_RAW RECORDS:_
— begin —

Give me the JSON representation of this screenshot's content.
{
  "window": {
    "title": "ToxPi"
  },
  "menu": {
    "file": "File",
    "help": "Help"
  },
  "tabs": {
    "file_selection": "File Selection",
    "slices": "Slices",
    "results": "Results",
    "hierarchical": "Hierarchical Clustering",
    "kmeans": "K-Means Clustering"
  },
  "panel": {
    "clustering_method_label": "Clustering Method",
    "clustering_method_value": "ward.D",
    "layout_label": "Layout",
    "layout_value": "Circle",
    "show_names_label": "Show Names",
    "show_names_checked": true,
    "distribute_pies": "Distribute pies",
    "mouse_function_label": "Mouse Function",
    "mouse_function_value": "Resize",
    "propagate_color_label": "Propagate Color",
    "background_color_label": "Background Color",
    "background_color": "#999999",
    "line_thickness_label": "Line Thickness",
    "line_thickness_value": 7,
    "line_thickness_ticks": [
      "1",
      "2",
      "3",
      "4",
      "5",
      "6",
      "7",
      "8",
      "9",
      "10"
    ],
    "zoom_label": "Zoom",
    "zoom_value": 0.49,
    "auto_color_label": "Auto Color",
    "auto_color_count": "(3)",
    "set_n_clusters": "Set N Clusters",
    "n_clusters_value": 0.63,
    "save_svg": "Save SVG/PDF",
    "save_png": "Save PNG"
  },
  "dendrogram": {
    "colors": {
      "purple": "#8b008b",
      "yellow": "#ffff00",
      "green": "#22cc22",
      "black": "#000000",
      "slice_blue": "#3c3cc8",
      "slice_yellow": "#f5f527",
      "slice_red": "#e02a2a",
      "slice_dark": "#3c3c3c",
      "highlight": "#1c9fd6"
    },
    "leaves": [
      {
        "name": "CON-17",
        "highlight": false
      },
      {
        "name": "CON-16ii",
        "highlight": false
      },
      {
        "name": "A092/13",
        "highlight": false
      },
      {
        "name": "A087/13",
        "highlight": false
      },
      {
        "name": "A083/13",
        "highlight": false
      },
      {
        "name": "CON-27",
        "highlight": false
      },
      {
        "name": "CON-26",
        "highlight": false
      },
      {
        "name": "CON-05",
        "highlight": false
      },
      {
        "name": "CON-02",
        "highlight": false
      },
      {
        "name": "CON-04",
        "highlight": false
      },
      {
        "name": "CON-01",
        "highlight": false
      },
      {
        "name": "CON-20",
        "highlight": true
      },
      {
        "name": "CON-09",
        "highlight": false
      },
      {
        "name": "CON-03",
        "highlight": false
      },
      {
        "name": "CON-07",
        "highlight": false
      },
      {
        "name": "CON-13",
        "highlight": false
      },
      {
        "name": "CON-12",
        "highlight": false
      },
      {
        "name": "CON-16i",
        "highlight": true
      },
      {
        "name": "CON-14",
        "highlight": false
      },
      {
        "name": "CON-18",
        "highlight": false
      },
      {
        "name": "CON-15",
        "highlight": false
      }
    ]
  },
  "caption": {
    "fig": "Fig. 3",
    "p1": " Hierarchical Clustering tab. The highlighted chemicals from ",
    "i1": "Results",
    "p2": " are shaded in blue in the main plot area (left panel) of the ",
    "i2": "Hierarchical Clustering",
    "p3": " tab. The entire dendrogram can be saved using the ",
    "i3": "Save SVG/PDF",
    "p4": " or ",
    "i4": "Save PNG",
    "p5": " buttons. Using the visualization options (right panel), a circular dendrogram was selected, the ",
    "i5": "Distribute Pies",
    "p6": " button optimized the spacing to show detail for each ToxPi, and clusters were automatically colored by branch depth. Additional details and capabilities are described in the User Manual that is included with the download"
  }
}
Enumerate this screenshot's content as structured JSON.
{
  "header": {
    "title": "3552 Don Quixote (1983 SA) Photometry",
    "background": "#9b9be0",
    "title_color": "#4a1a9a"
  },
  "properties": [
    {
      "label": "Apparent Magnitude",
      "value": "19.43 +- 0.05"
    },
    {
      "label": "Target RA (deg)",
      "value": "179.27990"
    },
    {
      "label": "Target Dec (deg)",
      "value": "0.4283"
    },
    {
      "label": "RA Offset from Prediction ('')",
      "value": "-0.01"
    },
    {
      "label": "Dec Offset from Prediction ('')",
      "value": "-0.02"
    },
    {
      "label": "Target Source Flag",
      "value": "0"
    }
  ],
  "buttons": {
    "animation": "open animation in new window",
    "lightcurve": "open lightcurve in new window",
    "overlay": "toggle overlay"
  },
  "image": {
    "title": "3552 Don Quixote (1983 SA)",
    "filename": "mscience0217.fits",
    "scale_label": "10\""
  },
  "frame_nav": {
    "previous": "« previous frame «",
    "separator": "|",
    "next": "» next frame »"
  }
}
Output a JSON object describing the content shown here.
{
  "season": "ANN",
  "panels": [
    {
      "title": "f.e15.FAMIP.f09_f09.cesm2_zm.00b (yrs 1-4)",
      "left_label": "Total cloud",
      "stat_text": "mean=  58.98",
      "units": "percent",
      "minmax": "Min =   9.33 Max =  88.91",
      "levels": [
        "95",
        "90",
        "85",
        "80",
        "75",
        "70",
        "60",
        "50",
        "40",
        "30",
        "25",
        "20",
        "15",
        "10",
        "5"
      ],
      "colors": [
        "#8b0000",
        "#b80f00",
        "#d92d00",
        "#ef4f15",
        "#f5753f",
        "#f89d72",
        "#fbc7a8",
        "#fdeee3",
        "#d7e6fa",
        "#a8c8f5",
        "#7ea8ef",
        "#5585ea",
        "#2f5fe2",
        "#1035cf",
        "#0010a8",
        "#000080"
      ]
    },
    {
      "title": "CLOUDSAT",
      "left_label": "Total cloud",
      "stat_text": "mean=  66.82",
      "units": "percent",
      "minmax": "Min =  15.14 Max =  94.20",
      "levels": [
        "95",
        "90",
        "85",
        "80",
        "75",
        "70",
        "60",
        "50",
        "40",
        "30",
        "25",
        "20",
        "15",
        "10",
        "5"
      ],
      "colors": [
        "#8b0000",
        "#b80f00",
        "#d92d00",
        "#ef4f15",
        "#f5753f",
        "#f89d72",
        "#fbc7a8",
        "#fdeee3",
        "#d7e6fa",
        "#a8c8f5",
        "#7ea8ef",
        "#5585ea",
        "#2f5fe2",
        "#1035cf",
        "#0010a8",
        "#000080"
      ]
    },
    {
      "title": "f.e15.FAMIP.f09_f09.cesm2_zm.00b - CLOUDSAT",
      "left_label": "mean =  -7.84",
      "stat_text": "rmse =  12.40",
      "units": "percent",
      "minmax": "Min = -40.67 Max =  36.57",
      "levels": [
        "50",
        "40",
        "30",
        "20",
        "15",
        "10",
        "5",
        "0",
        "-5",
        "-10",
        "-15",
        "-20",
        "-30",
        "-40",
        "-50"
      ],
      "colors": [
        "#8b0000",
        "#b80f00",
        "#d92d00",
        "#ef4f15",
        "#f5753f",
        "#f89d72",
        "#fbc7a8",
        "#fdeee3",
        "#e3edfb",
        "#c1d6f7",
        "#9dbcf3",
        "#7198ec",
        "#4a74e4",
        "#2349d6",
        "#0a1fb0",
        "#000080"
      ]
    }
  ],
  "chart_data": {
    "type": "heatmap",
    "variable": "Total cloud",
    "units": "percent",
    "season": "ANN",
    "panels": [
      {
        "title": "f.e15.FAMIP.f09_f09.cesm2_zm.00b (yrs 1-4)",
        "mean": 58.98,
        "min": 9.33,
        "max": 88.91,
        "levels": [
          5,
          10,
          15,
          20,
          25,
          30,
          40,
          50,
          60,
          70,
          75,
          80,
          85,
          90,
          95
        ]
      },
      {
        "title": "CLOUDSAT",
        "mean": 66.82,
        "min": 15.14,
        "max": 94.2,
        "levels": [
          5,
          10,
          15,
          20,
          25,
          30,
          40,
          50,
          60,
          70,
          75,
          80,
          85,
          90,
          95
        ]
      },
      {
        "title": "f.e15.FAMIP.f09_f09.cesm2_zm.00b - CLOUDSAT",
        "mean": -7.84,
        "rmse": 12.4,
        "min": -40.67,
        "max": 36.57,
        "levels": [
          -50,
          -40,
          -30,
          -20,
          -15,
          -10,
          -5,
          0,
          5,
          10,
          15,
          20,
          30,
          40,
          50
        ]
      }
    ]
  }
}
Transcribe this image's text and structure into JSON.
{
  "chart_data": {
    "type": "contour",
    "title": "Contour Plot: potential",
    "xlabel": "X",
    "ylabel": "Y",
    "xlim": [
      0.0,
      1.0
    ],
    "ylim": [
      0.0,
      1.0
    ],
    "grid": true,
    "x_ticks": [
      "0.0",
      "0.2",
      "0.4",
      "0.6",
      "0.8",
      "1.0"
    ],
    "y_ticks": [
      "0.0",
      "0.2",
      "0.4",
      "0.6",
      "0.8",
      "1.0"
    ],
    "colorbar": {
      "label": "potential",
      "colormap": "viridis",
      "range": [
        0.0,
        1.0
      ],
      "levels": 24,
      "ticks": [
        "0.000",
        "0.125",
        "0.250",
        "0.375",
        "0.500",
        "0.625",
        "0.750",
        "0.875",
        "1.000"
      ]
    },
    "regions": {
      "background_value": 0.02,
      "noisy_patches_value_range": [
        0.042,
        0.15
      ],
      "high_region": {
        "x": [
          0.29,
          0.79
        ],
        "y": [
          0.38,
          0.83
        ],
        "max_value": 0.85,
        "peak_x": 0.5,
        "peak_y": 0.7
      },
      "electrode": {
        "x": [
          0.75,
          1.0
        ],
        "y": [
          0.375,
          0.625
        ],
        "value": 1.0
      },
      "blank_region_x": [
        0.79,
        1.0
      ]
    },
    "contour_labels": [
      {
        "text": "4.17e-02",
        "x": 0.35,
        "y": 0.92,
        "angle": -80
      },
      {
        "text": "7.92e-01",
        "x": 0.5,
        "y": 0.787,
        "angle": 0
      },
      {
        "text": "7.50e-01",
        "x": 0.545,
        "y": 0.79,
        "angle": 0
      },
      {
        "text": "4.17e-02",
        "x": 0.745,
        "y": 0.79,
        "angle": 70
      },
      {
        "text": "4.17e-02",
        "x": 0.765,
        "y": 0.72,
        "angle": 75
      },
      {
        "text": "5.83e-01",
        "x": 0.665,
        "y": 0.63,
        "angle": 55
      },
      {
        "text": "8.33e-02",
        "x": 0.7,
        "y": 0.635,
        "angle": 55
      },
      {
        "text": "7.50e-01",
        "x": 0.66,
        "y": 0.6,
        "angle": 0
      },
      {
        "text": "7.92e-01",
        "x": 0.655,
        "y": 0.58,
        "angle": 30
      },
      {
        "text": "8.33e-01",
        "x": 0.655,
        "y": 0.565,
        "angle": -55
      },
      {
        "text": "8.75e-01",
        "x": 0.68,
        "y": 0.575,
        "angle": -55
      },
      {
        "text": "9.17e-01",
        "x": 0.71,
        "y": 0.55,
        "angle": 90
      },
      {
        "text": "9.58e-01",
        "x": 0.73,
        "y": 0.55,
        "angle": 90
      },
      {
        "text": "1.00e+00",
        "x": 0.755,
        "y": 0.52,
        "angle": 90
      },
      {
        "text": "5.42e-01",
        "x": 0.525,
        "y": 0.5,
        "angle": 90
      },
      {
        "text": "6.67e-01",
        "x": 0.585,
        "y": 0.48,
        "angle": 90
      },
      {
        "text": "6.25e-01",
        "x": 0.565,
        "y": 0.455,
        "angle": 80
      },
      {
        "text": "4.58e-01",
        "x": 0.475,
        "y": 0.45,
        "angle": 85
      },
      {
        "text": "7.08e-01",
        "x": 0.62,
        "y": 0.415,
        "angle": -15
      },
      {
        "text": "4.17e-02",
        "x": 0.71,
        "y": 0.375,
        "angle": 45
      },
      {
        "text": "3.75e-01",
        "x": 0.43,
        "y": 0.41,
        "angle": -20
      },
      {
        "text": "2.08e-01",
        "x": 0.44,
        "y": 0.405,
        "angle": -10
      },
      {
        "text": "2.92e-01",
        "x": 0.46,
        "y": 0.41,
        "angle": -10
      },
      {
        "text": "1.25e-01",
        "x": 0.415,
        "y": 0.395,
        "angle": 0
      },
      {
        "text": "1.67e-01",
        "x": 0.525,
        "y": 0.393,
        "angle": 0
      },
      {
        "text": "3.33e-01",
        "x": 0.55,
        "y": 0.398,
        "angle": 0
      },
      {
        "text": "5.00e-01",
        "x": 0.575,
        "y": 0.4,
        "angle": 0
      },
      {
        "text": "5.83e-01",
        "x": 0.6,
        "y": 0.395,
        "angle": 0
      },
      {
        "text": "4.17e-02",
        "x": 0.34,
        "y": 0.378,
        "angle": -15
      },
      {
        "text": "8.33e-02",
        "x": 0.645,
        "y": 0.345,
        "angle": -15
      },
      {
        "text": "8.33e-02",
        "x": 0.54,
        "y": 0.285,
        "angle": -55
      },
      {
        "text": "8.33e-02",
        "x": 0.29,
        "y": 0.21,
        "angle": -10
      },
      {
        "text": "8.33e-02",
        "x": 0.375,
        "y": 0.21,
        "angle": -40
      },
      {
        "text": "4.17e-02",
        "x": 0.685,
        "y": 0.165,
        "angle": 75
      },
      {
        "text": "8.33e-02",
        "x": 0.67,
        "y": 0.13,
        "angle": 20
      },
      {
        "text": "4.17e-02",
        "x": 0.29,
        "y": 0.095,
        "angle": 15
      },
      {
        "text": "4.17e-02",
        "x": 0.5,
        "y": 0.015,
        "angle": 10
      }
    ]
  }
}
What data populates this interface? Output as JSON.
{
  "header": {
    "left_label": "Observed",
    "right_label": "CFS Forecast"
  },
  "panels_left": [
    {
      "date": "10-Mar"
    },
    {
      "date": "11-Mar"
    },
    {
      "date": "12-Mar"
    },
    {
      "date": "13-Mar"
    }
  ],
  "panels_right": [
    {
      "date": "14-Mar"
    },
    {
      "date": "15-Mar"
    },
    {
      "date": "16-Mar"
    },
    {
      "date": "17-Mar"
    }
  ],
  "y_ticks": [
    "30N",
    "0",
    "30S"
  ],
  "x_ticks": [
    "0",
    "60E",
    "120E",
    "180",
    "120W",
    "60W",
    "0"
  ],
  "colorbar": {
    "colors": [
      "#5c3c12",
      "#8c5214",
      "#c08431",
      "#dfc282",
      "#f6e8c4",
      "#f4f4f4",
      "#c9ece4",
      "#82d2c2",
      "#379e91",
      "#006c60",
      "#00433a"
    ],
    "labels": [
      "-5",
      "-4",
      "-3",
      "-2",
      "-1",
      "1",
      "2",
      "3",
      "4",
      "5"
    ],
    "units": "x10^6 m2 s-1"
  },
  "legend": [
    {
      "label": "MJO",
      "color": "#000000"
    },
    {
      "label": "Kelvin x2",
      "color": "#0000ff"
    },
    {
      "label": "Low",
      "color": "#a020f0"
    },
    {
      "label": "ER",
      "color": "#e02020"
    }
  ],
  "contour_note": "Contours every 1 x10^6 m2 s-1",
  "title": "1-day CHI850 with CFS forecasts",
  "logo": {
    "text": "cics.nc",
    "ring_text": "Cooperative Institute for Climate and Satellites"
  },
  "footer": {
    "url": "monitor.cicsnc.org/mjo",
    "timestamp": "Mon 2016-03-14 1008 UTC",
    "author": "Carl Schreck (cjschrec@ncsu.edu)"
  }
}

— end —

_REQUIREMENTS:_ Copy out each line in the listing that has the word "with".

_ANSWER TO THE EXERCISE:_
    "p6": " button optimized the spacing to show detail for each ToxPi, and clusters were automatically colored by branch depth. Additional details and capabilities are described in the User Manual that is included with the download"
  "title": "1-day CHI850 with CFS forecasts",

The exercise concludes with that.